What is required | Leave out the images; return the rest of the data exactly.

Dataset excerpts |
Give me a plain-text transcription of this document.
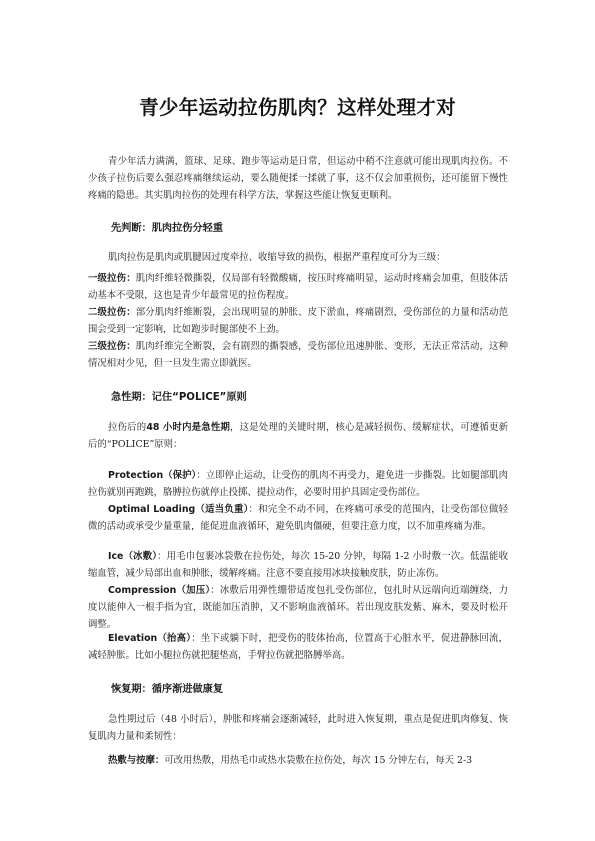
青少年运动拉伤肌肉？这样处理才对

青少年活力满满，篮球、足球、跑步等运动是日常，但运动中稍不注意就可能出现肌肉拉伤。不少孩子拉伤后要么强忍疼痛继续运动，要么随便揉一揉就了事，这不仅会加重损伤，还可能留下慢性疼痛的隐患。其实肌肉拉伤的处理有科学方法，掌握这些能让恢复更顺利。

先判断：肌肉拉伤分轻重

肌肉拉伤是肌肉或肌腱因过度牵拉、收缩导致的损伤，根据严重程度可分为三级：

一级拉伤：肌肉纤维轻微撕裂，仅局部有轻微酸痛，按压时疼痛明显，运动时疼痛会加重，但肢体活动基本不受限，这也是青少年最常见的拉伤程度。

二级拉伤：部分肌肉纤维断裂，会出现明显的肿胀、皮下淤血，疼痛剧烈，受伤部位的力量和活动范围会受到一定影响，比如跑步时腿部使不上劲。

三级拉伤：肌肉纤维完全断裂，会有剧烈的撕裂感，受伤部位迅速肿胀、变形，无法正常活动，这种情况相对少见，但一旦发生需立即就医。

急性期：记住“POLICE”原则

拉伤后的48 小时内是急性期，这是处理的关键时期，核心是减轻损伤、缓解症状，可遵循更新后的“POLICE”原则：

Protection（保护）：立即停止运动，让受伤的肌肉不再受力，避免进一步撕裂。比如腿部肌肉拉伤就别再跑跳，胳膊拉伤就停止投掷、提拉动作，必要时用护具固定受伤部位。

Optimal Loading（适当负重）：和完全不动不同，在疼痛可承受的范围内，让受伤部位做轻微的活动或承受少量重量，能促进血液循环，避免肌肉僵硬，但要注意力度，以不加重疼痛为准。

Ice（冰敷）：用毛巾包裹冰袋敷在拉伤处，每次 15-20 分钟，每隔 1-2 小时敷一次。低温能收缩血管，减少局部出血和肿胀，缓解疼痛。注意不要直接用冰块接触皮肤，防止冻伤。

Compression（加压）：冰敷后用弹性绷带适度包扎受伤部位，包扎时从远端向近端缠绕，力度以能伸入一根手指为宜，既能加压消肿，又不影响血液循环。若出现皮肤发紫、麻木，要及时松开调整。

Elevation（抬高）：坐下或躺下时，把受伤的肢体抬高，位置高于心脏水平，促进静脉回流，减轻肿胀。比如小腿拉伤就把腿垫高，手臂拉伤就把胳膊举高。

恢复期：循序渐进做康复

急性期过后（48 小时后），肿胀和疼痛会逐渐减轻，此时进入恢复期，重点是促进肌肉修复、恢复肌肉力量和柔韧性：

热敷与按摩：可改用热敷，用热毛巾或热水袋敷在拉伤处，每次 15 分钟左右，每天 2-3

Problem solution |
Give me a plain-text transcription of this document.
青少年运动拉伤肌肉？这样处理才对

青少年活力满满，篮球、足球、跑步等运动是日常，但运动中稍不注意就可能出现肌肉拉伤。不少孩子拉伤后要么强忍疼痛继续运动，要么随便揉一揉就了事，这不仅会加重损伤，还可能留下慢性疼痛的隐患。其实肌肉拉伤的处理有科学方法，掌握这些能让恢复更顺利。

先判断：肌肉拉伤分轻重

肌肉拉伤是肌肉或肌腱因过度牵拉、收缩导致的损伤，根据严重程度可分为三级：

一级拉伤：肌肉纤维轻微撕裂，仅局部有轻微酸痛，按压时疼痛明显，运动时疼痛会加重，但肢体活动基本不受限，这也是青少年最常见的拉伤程度。

二级拉伤：部分肌肉纤维断裂，会出现明显的肿胀、皮下淤血，疼痛剧烈，受伤部位的力量和活动范围会受到一定影响，比如跑步时腿部使不上劲。

三级拉伤：肌肉纤维完全断裂，会有剧烈的撕裂感，受伤部位迅速肿胀、变形，无法正常活动，这种情况相对少见，但一旦发生需立即就医。

急性期：记住“POLICE”原则

拉伤后的48 小时内是急性期，这是处理的关键时期，核心是减轻损伤、缓解症状，可遵循更新后的“POLICE”原则：

Protection（保护）：立即停止运动，让受伤的肌肉不再受力，避免进一步撕裂。比如腿部肌肉拉伤就别再跑跳，胳膊拉伤就停止投掷、提拉动作，必要时用护具固定受伤部位。

Optimal Loading（适当负重）：和完全不动不同，在疼痛可承受的范围内，让受伤部位做轻微的活动或承受少量重量，能促进血液循环，避免肌肉僵硬，但要注意力度，以不加重疼痛为准。

Ice（冰敷）：用毛巾包裹冰袋敷在拉伤处，每次 15-20 分钟，每隔 1-2 小时敷一次。低温能收缩血管，减少局部出血和肿胀，缓解疼痛。注意不要直接用冰块接触皮肤，防止冻伤。

Compression（加压）：冰敷后用弹性绷带适度包扎受伤部位，包扎时从远端向近端缠绕，力度以能伸入一根手指为宜，既能加压消肿，又不影响血液循环。若出现皮肤发紫、麻木，要及时松开调整。

Elevation（抬高）：坐下或躺下时，把受伤的肢体抬高，位置高于心脏水平，促进静脉回流，减轻肿胀。比如小腿拉伤就把腿垫高，手臂拉伤就把胳膊举高。

恢复期：循序渐进做康复

急性期过后（48 小时后），肿胀和疼痛会逐渐减轻，此时进入恢复期，重点是促进肌肉修复、恢复肌肉力量和柔韧性：

热敷与按摩：可改用热敷，用热毛巾或热水袋敷在拉伤处，每次 15 分钟左右，每天 2-3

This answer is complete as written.